*YOUR INSTRUCTIONS*
Only lines holding the word "ցանկ" should be copied from the material.
====
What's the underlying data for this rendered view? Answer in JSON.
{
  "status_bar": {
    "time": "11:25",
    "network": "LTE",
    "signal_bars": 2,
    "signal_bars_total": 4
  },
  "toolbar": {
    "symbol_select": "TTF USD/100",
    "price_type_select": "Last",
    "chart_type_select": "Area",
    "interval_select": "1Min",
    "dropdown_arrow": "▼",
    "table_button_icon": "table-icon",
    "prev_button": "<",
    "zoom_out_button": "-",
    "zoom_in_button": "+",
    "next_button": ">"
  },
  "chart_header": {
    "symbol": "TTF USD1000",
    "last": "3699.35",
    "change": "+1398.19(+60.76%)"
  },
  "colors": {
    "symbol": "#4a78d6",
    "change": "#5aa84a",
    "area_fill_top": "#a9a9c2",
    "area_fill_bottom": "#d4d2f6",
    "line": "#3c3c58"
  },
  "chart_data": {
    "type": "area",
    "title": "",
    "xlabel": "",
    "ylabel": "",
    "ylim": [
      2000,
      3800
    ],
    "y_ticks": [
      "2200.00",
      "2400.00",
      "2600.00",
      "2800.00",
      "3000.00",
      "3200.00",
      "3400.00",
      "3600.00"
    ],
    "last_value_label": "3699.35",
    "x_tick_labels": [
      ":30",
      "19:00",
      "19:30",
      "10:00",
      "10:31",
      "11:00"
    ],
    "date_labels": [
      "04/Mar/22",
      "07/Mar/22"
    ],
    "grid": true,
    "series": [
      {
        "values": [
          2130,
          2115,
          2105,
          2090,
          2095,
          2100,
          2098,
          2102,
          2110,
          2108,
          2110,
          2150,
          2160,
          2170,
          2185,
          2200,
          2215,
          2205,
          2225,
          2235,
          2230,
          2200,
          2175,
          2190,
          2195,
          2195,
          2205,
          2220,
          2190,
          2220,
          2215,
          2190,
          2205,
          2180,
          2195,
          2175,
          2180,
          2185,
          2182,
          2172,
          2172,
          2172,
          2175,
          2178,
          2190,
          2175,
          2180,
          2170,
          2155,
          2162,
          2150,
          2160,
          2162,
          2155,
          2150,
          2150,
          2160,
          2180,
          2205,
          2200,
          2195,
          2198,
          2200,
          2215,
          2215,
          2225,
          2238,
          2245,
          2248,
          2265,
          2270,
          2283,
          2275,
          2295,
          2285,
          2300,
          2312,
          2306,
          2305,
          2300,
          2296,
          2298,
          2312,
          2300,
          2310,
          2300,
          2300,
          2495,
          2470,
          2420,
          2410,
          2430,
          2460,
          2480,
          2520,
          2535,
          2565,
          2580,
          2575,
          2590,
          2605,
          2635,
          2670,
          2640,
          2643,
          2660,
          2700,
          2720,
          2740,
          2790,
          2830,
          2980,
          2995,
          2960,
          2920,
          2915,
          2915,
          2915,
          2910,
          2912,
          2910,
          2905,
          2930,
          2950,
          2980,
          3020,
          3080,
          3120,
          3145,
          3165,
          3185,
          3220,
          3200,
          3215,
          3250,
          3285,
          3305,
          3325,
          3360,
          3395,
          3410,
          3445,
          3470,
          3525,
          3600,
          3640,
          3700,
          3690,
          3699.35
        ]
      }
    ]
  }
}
====
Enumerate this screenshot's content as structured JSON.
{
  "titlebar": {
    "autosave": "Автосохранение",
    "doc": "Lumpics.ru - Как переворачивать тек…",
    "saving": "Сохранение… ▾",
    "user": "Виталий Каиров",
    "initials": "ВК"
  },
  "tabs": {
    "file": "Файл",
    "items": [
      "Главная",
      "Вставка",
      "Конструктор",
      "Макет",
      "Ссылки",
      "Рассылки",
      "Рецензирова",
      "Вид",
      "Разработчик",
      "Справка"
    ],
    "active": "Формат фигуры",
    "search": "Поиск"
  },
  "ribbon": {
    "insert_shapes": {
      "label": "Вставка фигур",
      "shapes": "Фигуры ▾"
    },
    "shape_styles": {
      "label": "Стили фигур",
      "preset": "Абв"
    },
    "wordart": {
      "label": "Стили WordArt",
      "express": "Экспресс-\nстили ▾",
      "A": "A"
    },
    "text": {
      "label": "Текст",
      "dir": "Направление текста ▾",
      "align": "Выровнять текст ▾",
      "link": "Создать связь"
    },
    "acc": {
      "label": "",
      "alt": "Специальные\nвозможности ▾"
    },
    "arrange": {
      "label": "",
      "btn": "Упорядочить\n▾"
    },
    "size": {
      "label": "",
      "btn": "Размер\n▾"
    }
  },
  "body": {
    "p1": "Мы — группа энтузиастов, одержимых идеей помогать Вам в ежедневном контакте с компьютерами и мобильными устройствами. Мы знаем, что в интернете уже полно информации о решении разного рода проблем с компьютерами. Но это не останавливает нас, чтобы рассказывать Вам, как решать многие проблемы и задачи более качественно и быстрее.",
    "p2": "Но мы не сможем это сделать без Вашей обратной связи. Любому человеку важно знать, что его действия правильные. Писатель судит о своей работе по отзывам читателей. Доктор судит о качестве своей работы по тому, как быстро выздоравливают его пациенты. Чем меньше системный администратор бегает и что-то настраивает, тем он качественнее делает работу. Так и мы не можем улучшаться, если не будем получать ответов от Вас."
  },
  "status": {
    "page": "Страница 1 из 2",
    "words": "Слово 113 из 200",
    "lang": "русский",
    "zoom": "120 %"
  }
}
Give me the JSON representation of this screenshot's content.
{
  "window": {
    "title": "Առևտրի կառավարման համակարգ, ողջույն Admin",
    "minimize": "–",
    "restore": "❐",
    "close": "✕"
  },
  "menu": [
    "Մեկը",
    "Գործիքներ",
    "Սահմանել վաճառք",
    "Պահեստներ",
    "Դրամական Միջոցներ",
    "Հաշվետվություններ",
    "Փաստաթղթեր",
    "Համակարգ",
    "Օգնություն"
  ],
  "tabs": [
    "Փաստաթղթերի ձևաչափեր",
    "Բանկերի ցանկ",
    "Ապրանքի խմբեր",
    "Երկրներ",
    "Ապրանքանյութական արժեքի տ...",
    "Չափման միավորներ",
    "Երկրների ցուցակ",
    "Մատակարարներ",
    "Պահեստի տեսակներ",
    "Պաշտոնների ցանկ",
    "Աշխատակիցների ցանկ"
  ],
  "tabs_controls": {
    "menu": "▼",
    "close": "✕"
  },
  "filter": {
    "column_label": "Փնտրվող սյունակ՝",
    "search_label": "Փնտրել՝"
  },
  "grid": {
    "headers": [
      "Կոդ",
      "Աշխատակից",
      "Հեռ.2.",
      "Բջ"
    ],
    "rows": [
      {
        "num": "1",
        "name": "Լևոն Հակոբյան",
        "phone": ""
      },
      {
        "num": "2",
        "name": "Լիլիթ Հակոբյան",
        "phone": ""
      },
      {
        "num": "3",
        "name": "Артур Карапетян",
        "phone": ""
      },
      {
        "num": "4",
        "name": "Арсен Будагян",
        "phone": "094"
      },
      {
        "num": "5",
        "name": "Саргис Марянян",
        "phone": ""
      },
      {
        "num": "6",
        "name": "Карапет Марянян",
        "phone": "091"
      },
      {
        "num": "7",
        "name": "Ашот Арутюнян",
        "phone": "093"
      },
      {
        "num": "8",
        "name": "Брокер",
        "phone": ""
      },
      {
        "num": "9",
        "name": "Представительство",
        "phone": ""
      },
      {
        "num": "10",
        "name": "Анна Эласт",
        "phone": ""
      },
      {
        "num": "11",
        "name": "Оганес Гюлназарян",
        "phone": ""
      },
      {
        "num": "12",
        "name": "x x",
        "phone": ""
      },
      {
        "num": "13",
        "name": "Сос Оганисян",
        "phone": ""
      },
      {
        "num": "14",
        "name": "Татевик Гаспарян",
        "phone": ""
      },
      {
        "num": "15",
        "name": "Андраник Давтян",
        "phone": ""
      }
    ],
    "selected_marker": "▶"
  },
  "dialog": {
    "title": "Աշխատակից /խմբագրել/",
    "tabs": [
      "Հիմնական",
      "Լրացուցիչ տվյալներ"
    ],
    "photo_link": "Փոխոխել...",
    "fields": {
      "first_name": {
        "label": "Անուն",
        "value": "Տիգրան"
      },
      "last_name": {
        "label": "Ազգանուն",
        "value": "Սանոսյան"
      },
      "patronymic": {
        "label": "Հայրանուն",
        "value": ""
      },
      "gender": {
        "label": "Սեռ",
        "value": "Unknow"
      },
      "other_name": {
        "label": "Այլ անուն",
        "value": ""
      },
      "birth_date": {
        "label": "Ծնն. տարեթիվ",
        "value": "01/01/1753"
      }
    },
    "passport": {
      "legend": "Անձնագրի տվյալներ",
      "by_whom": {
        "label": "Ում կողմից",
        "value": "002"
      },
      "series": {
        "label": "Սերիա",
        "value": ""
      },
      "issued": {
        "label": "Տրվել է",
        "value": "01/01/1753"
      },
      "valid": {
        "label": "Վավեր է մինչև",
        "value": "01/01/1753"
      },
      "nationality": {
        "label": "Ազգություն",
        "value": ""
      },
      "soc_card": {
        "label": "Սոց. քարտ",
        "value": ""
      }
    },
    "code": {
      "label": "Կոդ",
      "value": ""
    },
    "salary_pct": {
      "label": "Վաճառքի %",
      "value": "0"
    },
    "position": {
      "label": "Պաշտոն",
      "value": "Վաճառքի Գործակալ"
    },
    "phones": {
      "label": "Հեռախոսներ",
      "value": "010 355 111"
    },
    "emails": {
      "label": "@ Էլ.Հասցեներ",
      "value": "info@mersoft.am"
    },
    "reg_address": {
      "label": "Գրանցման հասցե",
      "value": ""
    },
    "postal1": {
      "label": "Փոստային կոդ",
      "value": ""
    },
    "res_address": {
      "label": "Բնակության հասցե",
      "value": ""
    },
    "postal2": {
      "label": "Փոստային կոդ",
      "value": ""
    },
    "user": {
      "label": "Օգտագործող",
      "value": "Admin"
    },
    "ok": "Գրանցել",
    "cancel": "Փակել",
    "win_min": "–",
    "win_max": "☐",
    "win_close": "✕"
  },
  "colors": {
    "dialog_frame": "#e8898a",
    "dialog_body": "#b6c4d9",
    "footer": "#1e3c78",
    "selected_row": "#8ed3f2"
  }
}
====
*ANSWER IN FULL*
    "Բանկերի ցանկ",
    "Պաշտոնների ցանկ",
    "Աշխատակիցների ցանկ"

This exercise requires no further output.